EXERCISE AIM
Write out the whole of the material exactly.

INFORMATION GIVEN
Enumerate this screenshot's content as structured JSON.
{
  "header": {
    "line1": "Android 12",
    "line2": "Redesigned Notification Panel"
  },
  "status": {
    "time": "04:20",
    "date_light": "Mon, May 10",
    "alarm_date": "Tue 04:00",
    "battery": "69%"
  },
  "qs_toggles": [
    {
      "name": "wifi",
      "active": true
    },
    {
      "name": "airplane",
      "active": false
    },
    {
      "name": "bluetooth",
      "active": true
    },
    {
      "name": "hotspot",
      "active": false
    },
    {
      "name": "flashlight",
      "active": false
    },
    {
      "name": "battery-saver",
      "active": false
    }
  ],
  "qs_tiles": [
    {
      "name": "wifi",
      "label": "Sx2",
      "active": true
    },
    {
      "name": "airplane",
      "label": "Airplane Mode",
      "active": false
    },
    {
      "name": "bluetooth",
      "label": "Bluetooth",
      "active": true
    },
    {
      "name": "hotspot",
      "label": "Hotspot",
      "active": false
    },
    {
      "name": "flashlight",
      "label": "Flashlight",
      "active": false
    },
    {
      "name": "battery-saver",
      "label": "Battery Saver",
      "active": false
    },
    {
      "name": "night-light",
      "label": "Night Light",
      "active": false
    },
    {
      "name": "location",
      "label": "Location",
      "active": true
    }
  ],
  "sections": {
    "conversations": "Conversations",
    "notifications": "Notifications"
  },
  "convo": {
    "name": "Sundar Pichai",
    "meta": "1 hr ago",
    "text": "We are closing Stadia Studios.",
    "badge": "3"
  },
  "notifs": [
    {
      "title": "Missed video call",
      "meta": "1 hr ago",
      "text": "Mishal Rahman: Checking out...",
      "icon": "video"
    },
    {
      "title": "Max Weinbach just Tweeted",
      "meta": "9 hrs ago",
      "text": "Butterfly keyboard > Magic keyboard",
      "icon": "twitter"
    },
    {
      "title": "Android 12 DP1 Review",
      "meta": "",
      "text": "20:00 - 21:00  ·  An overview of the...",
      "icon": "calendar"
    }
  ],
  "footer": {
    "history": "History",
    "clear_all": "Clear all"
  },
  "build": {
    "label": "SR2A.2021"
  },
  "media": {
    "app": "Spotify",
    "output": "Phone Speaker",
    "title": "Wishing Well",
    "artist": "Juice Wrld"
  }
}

RESPONSE
Enumerate this screenshot's content as structured JSON.
{
  "header": {
    "line1": "Android 12",
    "line2": "Redesigned Notification Panel"
  },
  "status": {
    "time": "04:20",
    "date_light": "Mon, May 10",
    "alarm_date": "Tue 04:00",
    "battery": "69%"
  },
  "qs_toggles": [
    {
      "name": "wifi",
      "active": true
    },
    {
      "name": "airplane",
      "active": false
    },
    {
      "name": "bluetooth",
      "active": true
    },
    {
      "name": "hotspot",
      "active": false
    },
    {
      "name": "flashlight",
      "active": false
    },
    {
      "name": "battery-saver",
      "active": false
    }
  ],
  "qs_tiles": [
    {
      "name": "wifi",
      "label": "Sx2",
      "active": true
    },
    {
      "name": "airplane",
      "label": "Airplane Mode",
      "active": false
    },
    {
      "name": "bluetooth",
      "label": "Bluetooth",
      "active": true
    },
    {
      "name": "hotspot",
      "label": "Hotspot",
      "active": false
    },
    {
      "name": "flashlight",
      "label": "Flashlight",
      "active": false
    },
    {
      "name": "battery-saver",
      "label": "Battery Saver",
      "active": false
    },
    {
      "name": "night-light",
      "label": "Night Light",
      "active": false
    },
    {
      "name": "location",
      "label": "Location",
      "active": true
    }
  ],
  "sections": {
    "conversations": "Conversations",
    "notifications": "Notifications"
  },
  "convo": {
    "name": "Sundar Pichai",
    "meta": "1 hr ago",
    "text": "We are closing Stadia Studios.",
    "badge": "3"
  },
  "notifs": [
    {
      "title": "Missed video call",
      "meta": "1 hr ago",
      "text": "Mishal Rahman: Checking out...",
      "icon": "video"
    },
    {
      "title": "Max Weinbach just Tweeted",
      "meta": "9 hrs ago",
      "text": "Butterfly keyboard > Magic keyboard",
      "icon": "twitter"
    },
    {
      "title": "Android 12 DP1 Review",
      "meta": "",
      "text": "20:00 - 21:00  ·  An overview of the...",
      "icon": "calendar"
    }
  ],
  "footer": {
    "history": "History",
    "clear_all": "Clear all"
  },
  "build": {
    "label": "SR2A.2021"
  },
  "media": {
    "app": "Spotify",
    "output": "Phone Speaker",
    "title": "Wishing Well",
    "artist": "Juice Wrld"
  }
}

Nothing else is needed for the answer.